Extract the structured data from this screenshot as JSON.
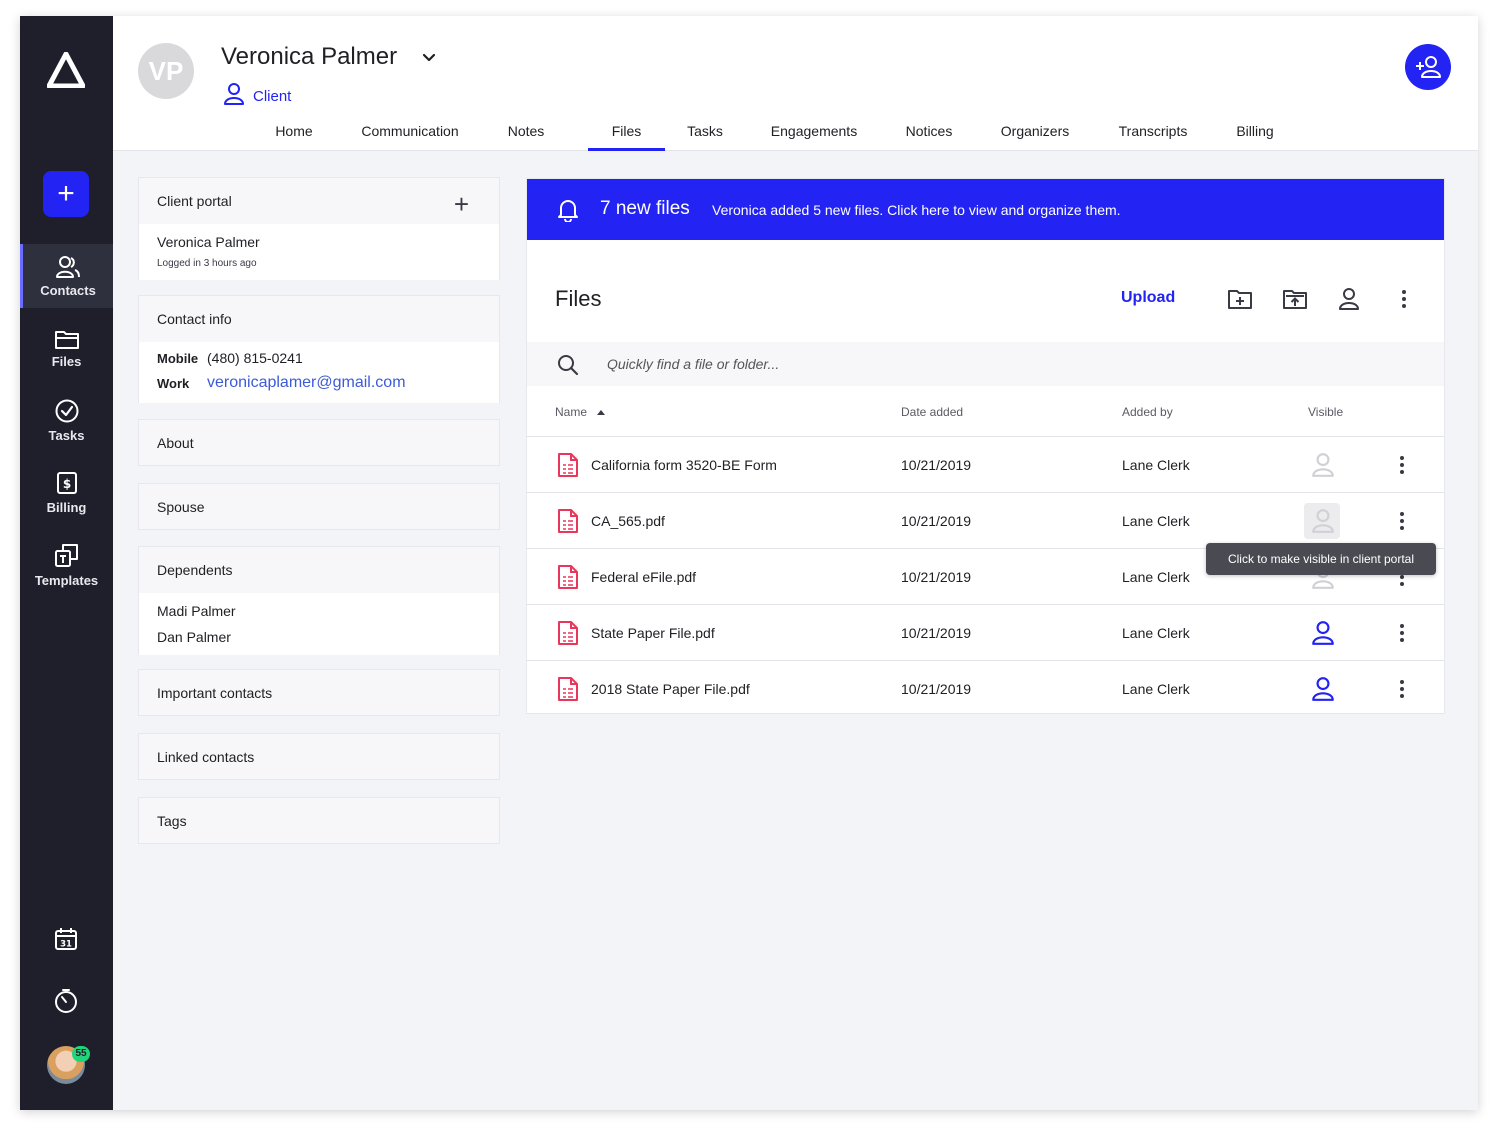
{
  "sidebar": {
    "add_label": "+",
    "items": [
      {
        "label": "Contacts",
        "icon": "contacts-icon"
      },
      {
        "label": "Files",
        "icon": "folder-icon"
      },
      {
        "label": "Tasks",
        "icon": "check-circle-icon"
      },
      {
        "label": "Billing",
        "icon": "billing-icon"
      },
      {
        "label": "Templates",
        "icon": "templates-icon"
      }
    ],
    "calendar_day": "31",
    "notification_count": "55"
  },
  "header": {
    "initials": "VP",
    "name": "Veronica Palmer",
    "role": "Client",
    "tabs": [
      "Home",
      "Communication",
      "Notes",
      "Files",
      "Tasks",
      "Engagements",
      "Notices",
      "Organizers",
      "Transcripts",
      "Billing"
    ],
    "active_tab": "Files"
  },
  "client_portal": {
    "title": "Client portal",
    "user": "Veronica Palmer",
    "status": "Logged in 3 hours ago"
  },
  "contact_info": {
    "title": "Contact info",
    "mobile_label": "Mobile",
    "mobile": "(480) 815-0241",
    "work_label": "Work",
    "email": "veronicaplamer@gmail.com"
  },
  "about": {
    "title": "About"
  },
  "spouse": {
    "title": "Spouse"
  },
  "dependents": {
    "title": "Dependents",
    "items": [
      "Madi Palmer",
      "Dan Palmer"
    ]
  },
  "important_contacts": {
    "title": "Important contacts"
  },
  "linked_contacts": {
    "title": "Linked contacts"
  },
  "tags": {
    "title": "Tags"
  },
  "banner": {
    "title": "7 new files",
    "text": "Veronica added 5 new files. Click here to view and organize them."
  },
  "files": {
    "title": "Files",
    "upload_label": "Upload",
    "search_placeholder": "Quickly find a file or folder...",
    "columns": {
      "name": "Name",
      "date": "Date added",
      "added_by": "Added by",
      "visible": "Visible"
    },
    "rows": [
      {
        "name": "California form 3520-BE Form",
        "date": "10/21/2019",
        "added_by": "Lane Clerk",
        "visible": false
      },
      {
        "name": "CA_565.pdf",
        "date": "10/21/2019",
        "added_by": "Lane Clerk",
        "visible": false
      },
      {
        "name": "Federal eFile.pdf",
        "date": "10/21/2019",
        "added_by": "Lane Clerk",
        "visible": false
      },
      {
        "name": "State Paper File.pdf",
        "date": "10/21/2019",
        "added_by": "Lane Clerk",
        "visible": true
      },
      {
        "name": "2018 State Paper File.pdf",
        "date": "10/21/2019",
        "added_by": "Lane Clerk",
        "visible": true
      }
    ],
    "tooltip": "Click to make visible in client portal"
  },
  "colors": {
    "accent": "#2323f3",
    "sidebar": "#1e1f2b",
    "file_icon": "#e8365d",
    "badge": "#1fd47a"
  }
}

**Directive**
Without including any pictures, print all of the material exactly as given.

**Reply**
Extract the structured data from this screenshot as JSON.
{
  "sidebar": {
    "add_label": "+",
    "items": [
      {
        "label": "Contacts",
        "icon": "contacts-icon"
      },
      {
        "label": "Files",
        "icon": "folder-icon"
      },
      {
        "label": "Tasks",
        "icon": "check-circle-icon"
      },
      {
        "label": "Billing",
        "icon": "billing-icon"
      },
      {
        "label": "Templates",
        "icon": "templates-icon"
      }
    ],
    "calendar_day": "31",
    "notification_count": "55"
  },
  "header": {
    "initials": "VP",
    "name": "Veronica Palmer",
    "role": "Client",
    "tabs": [
      "Home",
      "Communication",
      "Notes",
      "Files",
      "Tasks",
      "Engagements",
      "Notices",
      "Organizers",
      "Transcripts",
      "Billing"
    ],
    "active_tab": "Files"
  },
  "client_portal": {
    "title": "Client portal",
    "user": "Veronica Palmer",
    "status": "Logged in 3 hours ago"
  },
  "contact_info": {
    "title": "Contact info",
    "mobile_label": "Mobile",
    "mobile": "(480) 815-0241",
    "work_label": "Work",
    "email": "veronicaplamer@gmail.com"
  },
  "about": {
    "title": "About"
  },
  "spouse": {
    "title": "Spouse"
  },
  "dependents": {
    "title": "Dependents",
    "items": [
      "Madi Palmer",
      "Dan Palmer"
    ]
  },
  "important_contacts": {
    "title": "Important contacts"
  },
  "linked_contacts": {
    "title": "Linked contacts"
  },
  "tags": {
    "title": "Tags"
  },
  "banner": {
    "title": "7 new files",
    "text": "Veronica added 5 new files. Click here to view and organize them."
  },
  "files": {
    "title": "Files",
    "upload_label": "Upload",
    "search_placeholder": "Quickly find a file or folder...",
    "columns": {
      "name": "Name",
      "date": "Date added",
      "added_by": "Added by",
      "visible": "Visible"
    },
    "rows": [
      {
        "name": "California form 3520-BE Form",
        "date": "10/21/2019",
        "added_by": "Lane Clerk",
        "visible": false
      },
      {
        "name": "CA_565.pdf",
        "date": "10/21/2019",
        "added_by": "Lane Clerk",
        "visible": false
      },
      {
        "name": "Federal eFile.pdf",
        "date": "10/21/2019",
        "added_by": "Lane Clerk",
        "visible": false
      },
      {
        "name": "State Paper File.pdf",
        "date": "10/21/2019",
        "added_by": "Lane Clerk",
        "visible": true
      },
      {
        "name": "2018 State Paper File.pdf",
        "date": "10/21/2019",
        "added_by": "Lane Clerk",
        "visible": true
      }
    ],
    "tooltip": "Click to make visible in client portal"
  },
  "colors": {
    "accent": "#2323f3",
    "sidebar": "#1e1f2b",
    "file_icon": "#e8365d",
    "badge": "#1fd47a"
  }
}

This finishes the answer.